--- begin Input data ---

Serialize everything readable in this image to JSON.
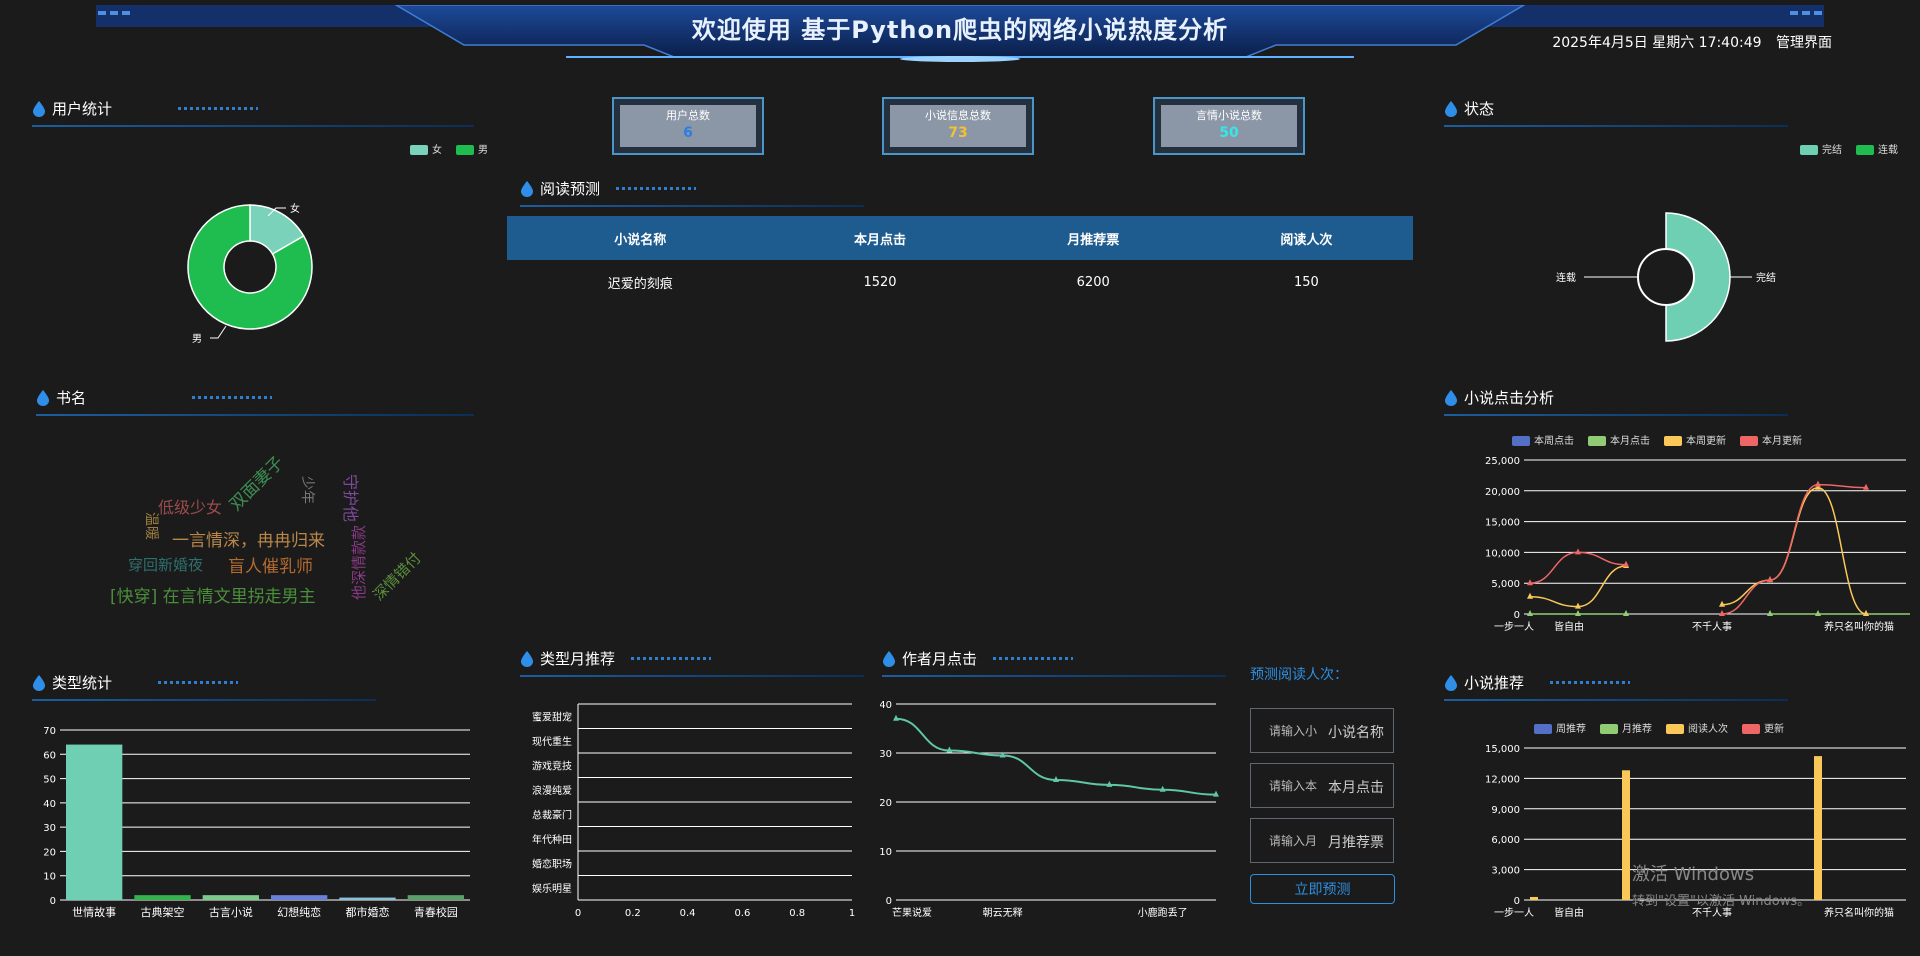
{
  "header": {
    "title": "欢迎使用 基于Python爬虫的网络小说热度分析",
    "datetime": "2025年4月5日 星期六 17:40:49",
    "admin_link": "管理界面"
  },
  "stats": [
    {
      "label": "用户总数",
      "value": "6",
      "color": "#2e7de0"
    },
    {
      "label": "小说信息总数",
      "value": "73",
      "color": "#f2c230"
    },
    {
      "label": "言情小说总数",
      "value": "50",
      "color": "#37e6e6"
    }
  ],
  "sections": {
    "user_stats": "用户统计",
    "status": "状态",
    "read_predict": "阅读预测",
    "book_names": "书名",
    "click_analysis": "小说点击分析",
    "type_stats": "类型统计",
    "type_month": "类型月推荐",
    "author_month": "作者月点击",
    "novel_recommend": "小说推荐"
  },
  "colors": {
    "female": "#79d2b9",
    "male": "#1fbd4f",
    "finished": "#6fcfb2",
    "serial": "#1fbd4f",
    "blue": "#5470c6",
    "green": "#91cc75",
    "yellow": "#fac858",
    "red": "#ee6666",
    "teal": "#5fc6a8"
  },
  "user_chart": {
    "legend": [
      "女",
      "男"
    ],
    "slices": [
      {
        "name": "女",
        "value": 1
      },
      {
        "name": "男",
        "value": 5
      }
    ]
  },
  "status_chart": {
    "legend": [
      "完结",
      "连载"
    ],
    "slices": [
      {
        "name": "完结",
        "value": 1
      },
      {
        "name": "连载",
        "value": 0
      }
    ]
  },
  "predict_table": {
    "headers": [
      "小说名称",
      "本月点击",
      "月推荐票",
      "阅读人次"
    ],
    "rows": [
      [
        "迟爱的刻痕",
        "1520",
        "6200",
        "150"
      ]
    ]
  },
  "word_cloud": [
    {
      "text": "低级少女",
      "color": "#9b4b4b",
      "size": 16
    },
    {
      "text": "双面妻子",
      "color": "#3d8d53",
      "size": 17
    },
    {
      "text": "少年",
      "color": "#777777",
      "size": 14
    },
    {
      "text": "守护他",
      "color": "#7d4a9c",
      "size": 16
    },
    {
      "text": "温暖",
      "color": "#9a7d3d",
      "size": 14
    },
    {
      "text": "一言情深，冉冉归来",
      "color": "#b9874a",
      "size": 17
    },
    {
      "text": "穿回新婚夜",
      "color": "#2e6f6f",
      "size": 15
    },
    {
      "text": "盲人催乳师",
      "color": "#b36a2e",
      "size": 17
    },
    {
      "text": "他深情款款",
      "color": "#8a3a86",
      "size": 15
    },
    {
      "text": "深情错付",
      "color": "#5b8f3d",
      "size": 15
    },
    {
      "text": "[快穿] 在言情文里拐走男主",
      "color": "#4a8f3a",
      "size": 17
    }
  ],
  "click_chart": {
    "legend": [
      "本周点击",
      "本月点击",
      "本周更新",
      "本月更新"
    ],
    "yticks": [
      "0",
      "5,000",
      "10,000",
      "15,000",
      "20,000",
      "25,000"
    ],
    "xlabels": [
      "一步一人",
      "皆自由",
      "不千人事",
      "养只名叫你的猫"
    ]
  },
  "chart_data": [
    {
      "type": "bar",
      "title": "类型统计",
      "categories": [
        "世情故事",
        "古典架空",
        "古言小说",
        "幻想纯恋",
        "都市婚恋",
        "青春校园"
      ],
      "values": [
        64,
        2,
        2,
        2,
        1,
        2
      ],
      "ylim": [
        0,
        70
      ],
      "yticks": [
        0,
        10,
        20,
        30,
        40,
        50,
        60,
        70
      ]
    },
    {
      "type": "bar",
      "title": "类型月推荐",
      "orientation": "horizontal",
      "categories": [
        "蜜爱甜宠",
        "现代重生",
        "游戏竞技",
        "浪漫纯爱",
        "总裁豪门",
        "年代种田",
        "婚恋职场",
        "娱乐明星"
      ],
      "values": [
        0,
        0,
        0,
        0,
        0,
        0,
        0,
        0
      ],
      "xlim": [
        0,
        1
      ],
      "xticks": [
        "0",
        "0.2",
        "0.4",
        "0.6",
        "0.8",
        "1"
      ]
    },
    {
      "type": "line",
      "title": "作者月点击",
      "x": [
        "芒果说爱",
        "",
        "朝云无释",
        "",
        "",
        "小鹿跑丢了",
        ""
      ],
      "values": [
        37,
        30.5,
        29.5,
        24.5,
        23.5,
        22.5,
        21.5
      ],
      "ylim": [
        0,
        40
      ],
      "yticks": [
        0,
        10,
        20,
        30,
        40
      ]
    },
    {
      "type": "line",
      "title": "小说点击分析",
      "series": [
        {
          "name": "本周点击",
          "values": [
            null,
            null,
            null,
            null,
            null,
            null,
            null,
            null,
            null
          ]
        },
        {
          "name": "本月点击",
          "values": [
            0,
            0,
            0,
            null,
            null,
            0,
            0,
            0,
            0
          ]
        },
        {
          "name": "本周更新",
          "values": [
            2800,
            1200,
            7800,
            null,
            1500,
            5500,
            20500,
            0
          ]
        },
        {
          "name": "本月更新",
          "values": [
            5000,
            10000,
            8000,
            null,
            0,
            5500,
            21000,
            20500
          ]
        }
      ],
      "ylim": [
        0,
        25000
      ]
    },
    {
      "type": "bar",
      "title": "小说推荐",
      "legend": [
        "周推荐",
        "月推荐",
        "阅读人次",
        "更新"
      ],
      "categories": [
        "一步一人",
        "皆自由",
        "不千人事",
        "养只名叫你的猫"
      ],
      "series": [
        {
          "name": "阅读人次",
          "values": [
            300,
            12800,
            0,
            14200
          ]
        }
      ],
      "ylim": [
        0,
        15000
      ],
      "yticks": [
        "0",
        "3,000",
        "6,000",
        "9,000",
        "12,000",
        "15,000"
      ]
    }
  ],
  "form": {
    "label": "预测阅读人次：",
    "inputs": [
      {
        "placeholder": "请输入小",
        "value": "小说名称"
      },
      {
        "placeholder": "请输入本",
        "value": "本月点击"
      },
      {
        "placeholder": "请输入月",
        "value": "月推荐票"
      }
    ],
    "button": "立即预测"
  },
  "watermark": {
    "line1": "激活 Windows",
    "line2": "转到\"设置\"以激活 Windows。"
  }
}
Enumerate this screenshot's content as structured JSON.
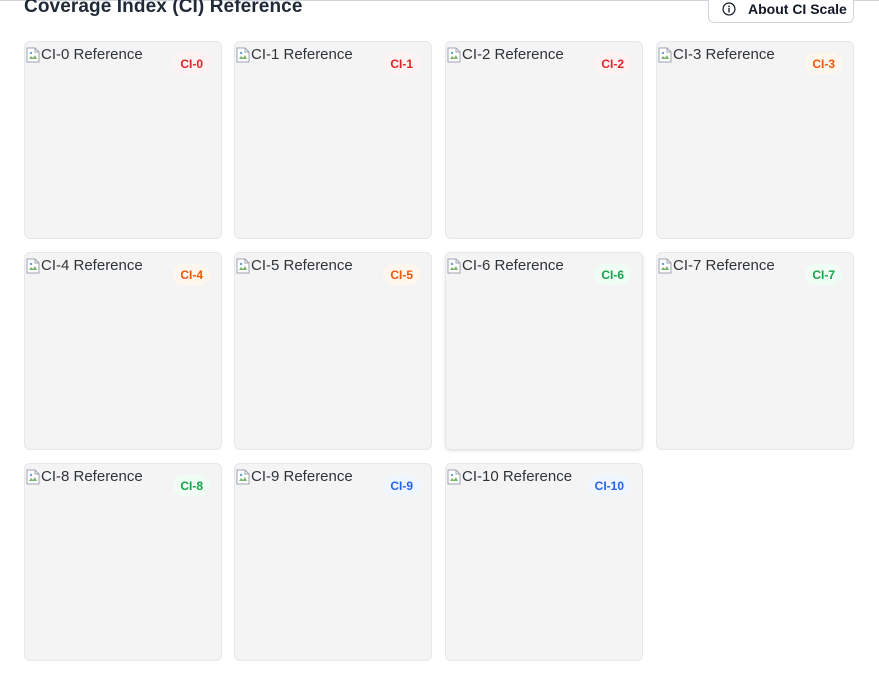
{
  "header": {
    "title": "Coverage Index (CI) Reference",
    "about_button": {
      "label": "About CI Scale",
      "icon": "info-circle-icon"
    }
  },
  "cards": [
    {
      "alt": "CI-0 Reference",
      "badge": "CI-0",
      "tone": "red"
    },
    {
      "alt": "CI-1 Reference",
      "badge": "CI-1",
      "tone": "red"
    },
    {
      "alt": "CI-2 Reference",
      "badge": "CI-2",
      "tone": "red"
    },
    {
      "alt": "CI-3 Reference",
      "badge": "CI-3",
      "tone": "orange"
    },
    {
      "alt": "CI-4 Reference",
      "badge": "CI-4",
      "tone": "orange"
    },
    {
      "alt": "CI-5 Reference",
      "badge": "CI-5",
      "tone": "orange"
    },
    {
      "alt": "CI-6 Reference",
      "badge": "CI-6",
      "tone": "green"
    },
    {
      "alt": "CI-7 Reference",
      "badge": "CI-7",
      "tone": "green"
    },
    {
      "alt": "CI-8 Reference",
      "badge": "CI-8",
      "tone": "green"
    },
    {
      "alt": "CI-9 Reference",
      "badge": "CI-9",
      "tone": "blue"
    },
    {
      "alt": "CI-10 Reference",
      "badge": "CI-10",
      "tone": "blue"
    }
  ],
  "badge_colors": {
    "red": {
      "text": "#dc2626",
      "bg": "#fef2f2"
    },
    "orange": {
      "text": "#ea580c",
      "bg": "#fff7ed"
    },
    "green": {
      "text": "#16a34a",
      "bg": "#f0fdf4"
    },
    "blue": {
      "text": "#2563eb",
      "bg": "#eff6ff"
    }
  }
}
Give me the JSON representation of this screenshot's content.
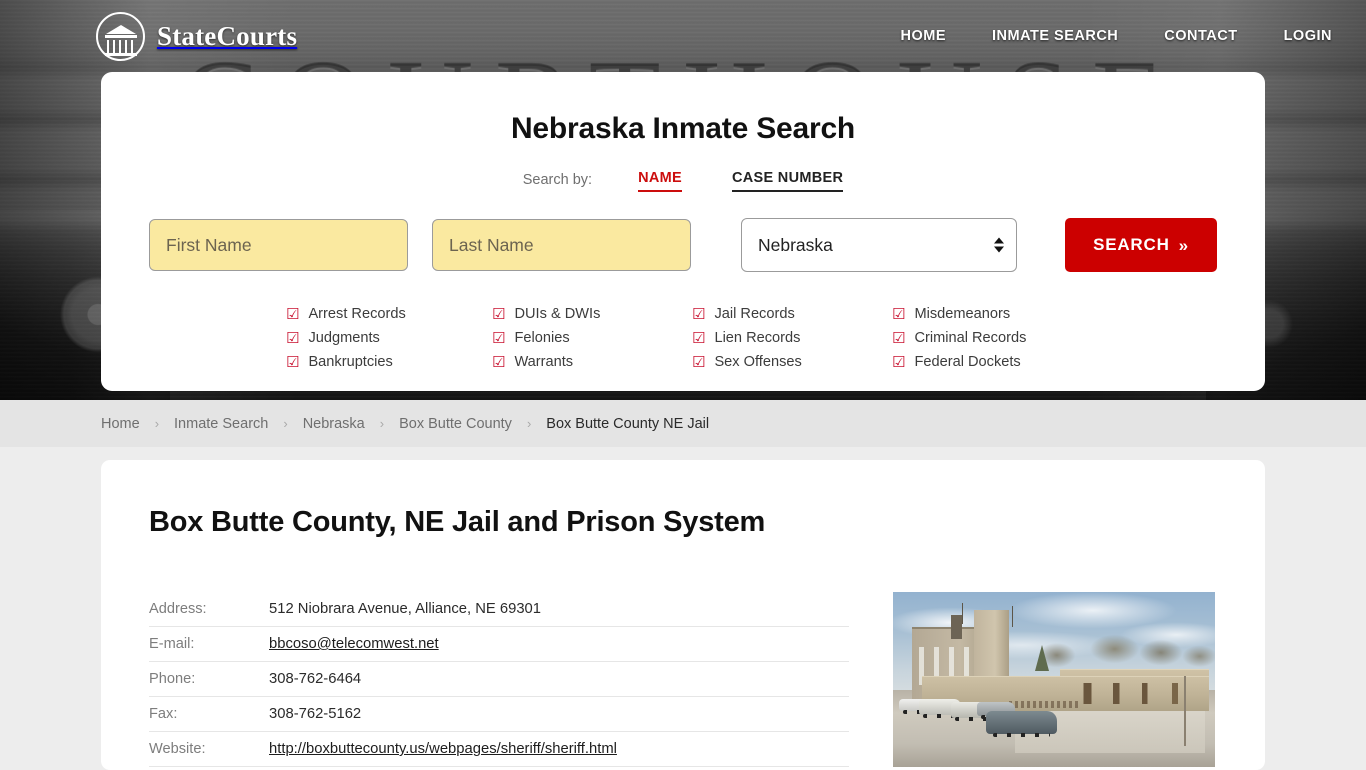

--- end Input data ---

» The problem: Report how many lines of the listing hold the word "小说点击分析", with nothing but the number.

» Written response: 2